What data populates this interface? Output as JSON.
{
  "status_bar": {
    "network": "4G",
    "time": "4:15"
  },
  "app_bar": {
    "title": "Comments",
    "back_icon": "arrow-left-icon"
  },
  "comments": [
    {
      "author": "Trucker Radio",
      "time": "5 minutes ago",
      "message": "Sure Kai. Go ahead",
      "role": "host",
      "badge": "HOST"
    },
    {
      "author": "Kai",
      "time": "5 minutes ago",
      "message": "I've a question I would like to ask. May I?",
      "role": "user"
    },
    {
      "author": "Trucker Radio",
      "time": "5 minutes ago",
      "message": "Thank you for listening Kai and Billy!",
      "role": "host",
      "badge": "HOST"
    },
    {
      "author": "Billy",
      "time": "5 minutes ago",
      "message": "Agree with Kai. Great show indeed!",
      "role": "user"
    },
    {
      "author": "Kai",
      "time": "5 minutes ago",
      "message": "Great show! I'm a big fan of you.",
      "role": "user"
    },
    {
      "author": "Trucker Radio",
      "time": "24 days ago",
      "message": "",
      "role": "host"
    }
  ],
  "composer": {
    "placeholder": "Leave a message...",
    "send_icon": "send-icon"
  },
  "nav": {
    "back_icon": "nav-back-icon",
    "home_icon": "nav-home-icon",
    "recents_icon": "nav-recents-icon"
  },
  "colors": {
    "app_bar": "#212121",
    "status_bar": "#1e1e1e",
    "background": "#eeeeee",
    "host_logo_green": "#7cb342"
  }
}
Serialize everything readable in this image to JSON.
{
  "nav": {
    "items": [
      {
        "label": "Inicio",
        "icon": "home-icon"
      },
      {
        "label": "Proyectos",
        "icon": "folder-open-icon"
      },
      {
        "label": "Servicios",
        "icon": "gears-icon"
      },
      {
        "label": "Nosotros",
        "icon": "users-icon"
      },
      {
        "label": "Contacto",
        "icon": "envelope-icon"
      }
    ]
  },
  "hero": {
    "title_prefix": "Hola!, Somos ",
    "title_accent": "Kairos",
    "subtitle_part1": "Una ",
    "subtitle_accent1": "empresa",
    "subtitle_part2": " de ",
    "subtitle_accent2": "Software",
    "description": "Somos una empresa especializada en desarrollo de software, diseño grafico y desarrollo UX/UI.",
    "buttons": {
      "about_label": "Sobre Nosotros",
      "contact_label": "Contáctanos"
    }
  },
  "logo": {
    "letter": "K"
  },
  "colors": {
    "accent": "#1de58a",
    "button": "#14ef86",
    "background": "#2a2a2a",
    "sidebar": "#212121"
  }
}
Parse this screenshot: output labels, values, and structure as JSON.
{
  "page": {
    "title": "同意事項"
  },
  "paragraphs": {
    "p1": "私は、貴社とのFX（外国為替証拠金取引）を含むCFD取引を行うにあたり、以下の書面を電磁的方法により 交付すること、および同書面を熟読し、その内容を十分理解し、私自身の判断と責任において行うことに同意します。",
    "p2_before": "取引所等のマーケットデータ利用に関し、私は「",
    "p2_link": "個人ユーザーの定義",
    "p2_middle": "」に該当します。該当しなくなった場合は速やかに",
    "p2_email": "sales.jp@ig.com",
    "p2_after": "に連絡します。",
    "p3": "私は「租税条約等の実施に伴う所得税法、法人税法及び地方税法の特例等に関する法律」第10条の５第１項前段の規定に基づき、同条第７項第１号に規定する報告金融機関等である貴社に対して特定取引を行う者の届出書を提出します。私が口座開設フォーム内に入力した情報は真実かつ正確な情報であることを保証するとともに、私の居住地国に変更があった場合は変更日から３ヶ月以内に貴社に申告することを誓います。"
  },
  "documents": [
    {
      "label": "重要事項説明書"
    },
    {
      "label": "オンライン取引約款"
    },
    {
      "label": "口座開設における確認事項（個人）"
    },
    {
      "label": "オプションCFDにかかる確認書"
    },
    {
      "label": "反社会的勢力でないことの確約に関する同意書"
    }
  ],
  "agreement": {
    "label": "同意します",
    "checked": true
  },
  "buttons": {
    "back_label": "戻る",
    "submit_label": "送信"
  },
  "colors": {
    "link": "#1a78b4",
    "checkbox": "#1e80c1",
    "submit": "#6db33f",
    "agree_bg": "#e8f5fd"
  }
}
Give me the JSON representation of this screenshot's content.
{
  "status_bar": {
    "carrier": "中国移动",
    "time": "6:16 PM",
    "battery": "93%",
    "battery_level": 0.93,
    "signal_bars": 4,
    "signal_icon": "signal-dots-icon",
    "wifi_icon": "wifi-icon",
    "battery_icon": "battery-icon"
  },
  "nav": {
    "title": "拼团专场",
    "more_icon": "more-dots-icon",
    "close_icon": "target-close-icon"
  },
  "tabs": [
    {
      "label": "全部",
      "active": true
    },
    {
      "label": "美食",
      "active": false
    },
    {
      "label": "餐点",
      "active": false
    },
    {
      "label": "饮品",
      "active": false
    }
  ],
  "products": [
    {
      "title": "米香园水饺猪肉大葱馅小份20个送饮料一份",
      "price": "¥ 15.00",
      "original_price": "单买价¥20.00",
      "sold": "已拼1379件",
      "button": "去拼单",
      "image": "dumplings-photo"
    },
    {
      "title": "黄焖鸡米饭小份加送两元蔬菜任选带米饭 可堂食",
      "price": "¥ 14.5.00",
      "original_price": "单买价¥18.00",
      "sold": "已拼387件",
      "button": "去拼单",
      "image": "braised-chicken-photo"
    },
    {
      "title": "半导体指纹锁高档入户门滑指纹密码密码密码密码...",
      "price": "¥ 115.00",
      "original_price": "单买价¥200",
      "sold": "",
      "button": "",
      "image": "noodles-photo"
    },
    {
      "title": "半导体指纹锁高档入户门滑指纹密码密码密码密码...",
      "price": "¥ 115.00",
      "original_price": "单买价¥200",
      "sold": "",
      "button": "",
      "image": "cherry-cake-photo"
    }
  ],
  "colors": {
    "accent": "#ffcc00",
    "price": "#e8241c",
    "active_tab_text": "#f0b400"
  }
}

——

◆ Exercise instructions
Of the lines in the data, how many contain the word "empresa"? Provide the number and nothing further.

◆ In response
2